Report how many lines contain the word "передачи", with no other text.

++++++++

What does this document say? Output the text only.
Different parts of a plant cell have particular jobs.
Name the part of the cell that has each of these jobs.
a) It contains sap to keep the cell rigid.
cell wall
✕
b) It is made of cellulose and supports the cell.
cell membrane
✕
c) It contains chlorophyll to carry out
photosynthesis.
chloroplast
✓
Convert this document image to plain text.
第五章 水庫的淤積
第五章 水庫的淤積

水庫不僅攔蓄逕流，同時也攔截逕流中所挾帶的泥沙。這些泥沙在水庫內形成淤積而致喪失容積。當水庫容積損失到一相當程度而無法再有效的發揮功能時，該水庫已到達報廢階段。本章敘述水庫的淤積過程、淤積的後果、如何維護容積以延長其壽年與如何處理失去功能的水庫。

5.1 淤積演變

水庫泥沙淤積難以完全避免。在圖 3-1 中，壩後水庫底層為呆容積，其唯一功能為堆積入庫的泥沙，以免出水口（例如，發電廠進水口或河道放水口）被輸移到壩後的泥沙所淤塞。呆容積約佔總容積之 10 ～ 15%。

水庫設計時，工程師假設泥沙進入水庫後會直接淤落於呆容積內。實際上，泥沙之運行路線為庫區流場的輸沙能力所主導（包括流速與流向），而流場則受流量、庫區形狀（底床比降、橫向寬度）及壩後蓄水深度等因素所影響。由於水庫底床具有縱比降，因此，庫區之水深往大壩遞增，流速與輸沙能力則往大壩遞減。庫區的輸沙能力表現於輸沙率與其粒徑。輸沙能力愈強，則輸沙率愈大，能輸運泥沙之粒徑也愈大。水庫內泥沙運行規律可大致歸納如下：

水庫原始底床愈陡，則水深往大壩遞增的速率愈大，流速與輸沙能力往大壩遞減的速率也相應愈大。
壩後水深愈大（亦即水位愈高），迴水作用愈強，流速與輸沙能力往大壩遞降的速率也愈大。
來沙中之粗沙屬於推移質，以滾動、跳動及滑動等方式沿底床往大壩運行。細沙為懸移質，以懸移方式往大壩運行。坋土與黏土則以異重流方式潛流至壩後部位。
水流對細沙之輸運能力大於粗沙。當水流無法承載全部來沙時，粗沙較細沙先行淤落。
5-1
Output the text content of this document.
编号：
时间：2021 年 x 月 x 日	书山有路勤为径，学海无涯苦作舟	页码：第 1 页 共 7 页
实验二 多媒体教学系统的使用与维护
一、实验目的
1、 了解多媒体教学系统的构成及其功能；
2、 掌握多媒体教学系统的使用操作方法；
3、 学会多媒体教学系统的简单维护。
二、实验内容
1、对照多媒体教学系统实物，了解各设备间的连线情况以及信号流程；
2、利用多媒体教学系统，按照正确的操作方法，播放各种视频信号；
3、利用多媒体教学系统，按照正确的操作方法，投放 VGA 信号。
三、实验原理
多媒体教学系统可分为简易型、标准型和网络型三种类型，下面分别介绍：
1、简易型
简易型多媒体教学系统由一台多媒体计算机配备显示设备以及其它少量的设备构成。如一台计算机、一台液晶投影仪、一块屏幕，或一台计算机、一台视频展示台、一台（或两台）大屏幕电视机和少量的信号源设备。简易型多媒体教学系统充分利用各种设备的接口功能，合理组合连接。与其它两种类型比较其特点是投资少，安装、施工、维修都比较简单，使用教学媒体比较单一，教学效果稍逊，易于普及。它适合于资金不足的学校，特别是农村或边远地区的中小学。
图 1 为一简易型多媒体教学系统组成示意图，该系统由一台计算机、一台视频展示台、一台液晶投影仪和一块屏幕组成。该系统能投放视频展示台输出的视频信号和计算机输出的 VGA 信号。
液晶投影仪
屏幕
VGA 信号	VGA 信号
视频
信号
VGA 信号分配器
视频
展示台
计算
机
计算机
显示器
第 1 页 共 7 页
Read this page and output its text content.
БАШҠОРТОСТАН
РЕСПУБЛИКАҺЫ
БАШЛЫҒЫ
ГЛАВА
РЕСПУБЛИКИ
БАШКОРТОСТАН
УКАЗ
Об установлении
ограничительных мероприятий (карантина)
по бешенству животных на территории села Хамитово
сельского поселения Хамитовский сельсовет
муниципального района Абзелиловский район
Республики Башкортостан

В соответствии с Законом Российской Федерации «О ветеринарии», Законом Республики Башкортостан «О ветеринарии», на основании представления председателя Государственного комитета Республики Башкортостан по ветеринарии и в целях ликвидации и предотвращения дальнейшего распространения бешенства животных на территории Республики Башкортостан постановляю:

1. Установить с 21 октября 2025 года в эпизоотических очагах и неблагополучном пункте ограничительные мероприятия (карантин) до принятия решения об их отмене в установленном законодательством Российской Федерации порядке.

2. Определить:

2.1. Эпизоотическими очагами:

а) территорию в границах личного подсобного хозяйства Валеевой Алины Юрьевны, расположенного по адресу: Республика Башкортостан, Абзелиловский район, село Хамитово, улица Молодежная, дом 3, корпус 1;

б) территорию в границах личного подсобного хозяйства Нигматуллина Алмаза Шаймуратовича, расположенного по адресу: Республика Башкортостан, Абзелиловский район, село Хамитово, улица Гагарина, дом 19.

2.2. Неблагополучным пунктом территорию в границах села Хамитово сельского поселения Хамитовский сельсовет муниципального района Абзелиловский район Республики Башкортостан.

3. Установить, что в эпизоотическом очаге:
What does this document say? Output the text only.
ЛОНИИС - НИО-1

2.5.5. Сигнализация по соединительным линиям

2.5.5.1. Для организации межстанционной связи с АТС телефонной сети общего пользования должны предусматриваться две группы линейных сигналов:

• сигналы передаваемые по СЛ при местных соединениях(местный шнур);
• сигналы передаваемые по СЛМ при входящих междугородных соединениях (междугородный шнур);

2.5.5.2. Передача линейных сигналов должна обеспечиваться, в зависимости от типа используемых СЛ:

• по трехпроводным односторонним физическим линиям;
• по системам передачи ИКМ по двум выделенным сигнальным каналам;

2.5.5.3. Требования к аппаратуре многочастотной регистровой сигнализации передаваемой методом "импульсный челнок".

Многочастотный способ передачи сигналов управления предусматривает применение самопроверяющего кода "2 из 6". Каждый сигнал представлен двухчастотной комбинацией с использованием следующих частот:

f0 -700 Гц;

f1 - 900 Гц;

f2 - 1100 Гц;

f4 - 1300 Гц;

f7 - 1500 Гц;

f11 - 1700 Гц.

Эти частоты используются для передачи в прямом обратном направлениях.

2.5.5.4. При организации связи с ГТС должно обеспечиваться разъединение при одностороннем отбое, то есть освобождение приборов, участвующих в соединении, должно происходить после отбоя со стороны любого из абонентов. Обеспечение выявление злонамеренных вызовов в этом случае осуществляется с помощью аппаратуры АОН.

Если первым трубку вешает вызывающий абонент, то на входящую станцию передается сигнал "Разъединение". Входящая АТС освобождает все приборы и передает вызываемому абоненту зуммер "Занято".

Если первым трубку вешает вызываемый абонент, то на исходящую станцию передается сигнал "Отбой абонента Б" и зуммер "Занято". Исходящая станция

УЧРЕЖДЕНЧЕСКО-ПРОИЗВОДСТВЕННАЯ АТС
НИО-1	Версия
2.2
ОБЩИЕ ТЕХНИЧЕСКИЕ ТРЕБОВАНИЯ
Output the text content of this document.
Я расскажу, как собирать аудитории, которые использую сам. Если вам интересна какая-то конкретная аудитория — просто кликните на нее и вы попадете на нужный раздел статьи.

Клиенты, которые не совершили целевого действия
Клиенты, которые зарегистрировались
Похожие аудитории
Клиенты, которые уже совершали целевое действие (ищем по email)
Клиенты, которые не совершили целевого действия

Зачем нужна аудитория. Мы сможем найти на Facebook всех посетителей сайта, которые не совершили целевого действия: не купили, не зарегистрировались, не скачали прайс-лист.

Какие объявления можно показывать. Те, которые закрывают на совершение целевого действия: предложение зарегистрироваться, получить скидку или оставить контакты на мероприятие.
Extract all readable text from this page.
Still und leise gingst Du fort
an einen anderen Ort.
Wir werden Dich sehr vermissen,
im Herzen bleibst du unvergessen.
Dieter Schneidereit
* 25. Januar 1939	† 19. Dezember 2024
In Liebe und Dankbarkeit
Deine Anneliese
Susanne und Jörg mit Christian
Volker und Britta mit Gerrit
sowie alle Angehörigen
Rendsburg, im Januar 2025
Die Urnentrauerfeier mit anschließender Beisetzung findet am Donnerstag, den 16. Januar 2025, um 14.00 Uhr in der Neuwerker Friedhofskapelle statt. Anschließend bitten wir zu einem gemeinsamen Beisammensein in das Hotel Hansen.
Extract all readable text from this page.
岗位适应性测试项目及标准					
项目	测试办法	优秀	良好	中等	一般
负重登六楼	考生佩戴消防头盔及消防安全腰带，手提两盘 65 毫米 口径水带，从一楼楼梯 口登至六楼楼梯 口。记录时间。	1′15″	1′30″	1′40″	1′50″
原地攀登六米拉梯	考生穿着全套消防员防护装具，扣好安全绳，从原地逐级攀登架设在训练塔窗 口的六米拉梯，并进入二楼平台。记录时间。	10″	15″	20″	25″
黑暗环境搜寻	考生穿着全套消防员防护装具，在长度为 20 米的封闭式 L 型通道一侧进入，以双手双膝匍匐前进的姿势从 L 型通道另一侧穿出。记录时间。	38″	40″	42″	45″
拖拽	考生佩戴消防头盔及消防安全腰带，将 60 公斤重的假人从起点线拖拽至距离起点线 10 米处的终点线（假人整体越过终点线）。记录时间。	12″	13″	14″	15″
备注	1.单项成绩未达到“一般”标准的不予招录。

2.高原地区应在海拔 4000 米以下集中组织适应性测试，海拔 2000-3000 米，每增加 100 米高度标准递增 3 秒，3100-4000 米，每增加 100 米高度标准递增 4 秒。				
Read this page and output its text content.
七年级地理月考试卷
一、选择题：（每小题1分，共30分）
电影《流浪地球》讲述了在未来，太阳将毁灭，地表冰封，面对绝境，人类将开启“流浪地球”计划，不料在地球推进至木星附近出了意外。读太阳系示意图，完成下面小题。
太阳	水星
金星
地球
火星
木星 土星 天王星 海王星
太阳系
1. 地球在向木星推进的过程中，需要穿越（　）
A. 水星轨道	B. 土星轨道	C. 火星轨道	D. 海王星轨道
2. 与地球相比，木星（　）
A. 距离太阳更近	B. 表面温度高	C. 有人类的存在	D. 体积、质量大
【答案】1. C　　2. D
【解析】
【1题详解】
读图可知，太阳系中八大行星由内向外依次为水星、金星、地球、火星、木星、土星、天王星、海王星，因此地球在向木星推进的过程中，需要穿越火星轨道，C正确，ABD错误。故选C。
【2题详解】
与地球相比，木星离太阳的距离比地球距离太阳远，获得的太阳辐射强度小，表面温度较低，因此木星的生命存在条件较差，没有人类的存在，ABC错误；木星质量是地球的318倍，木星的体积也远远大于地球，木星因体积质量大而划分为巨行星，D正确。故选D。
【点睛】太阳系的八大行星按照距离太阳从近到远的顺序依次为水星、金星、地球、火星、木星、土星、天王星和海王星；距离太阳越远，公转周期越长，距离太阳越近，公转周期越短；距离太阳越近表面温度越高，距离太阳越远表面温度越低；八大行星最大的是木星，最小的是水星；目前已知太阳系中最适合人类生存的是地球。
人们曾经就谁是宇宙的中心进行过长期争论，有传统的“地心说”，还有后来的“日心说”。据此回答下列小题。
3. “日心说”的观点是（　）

++++++++

- _Task output_
3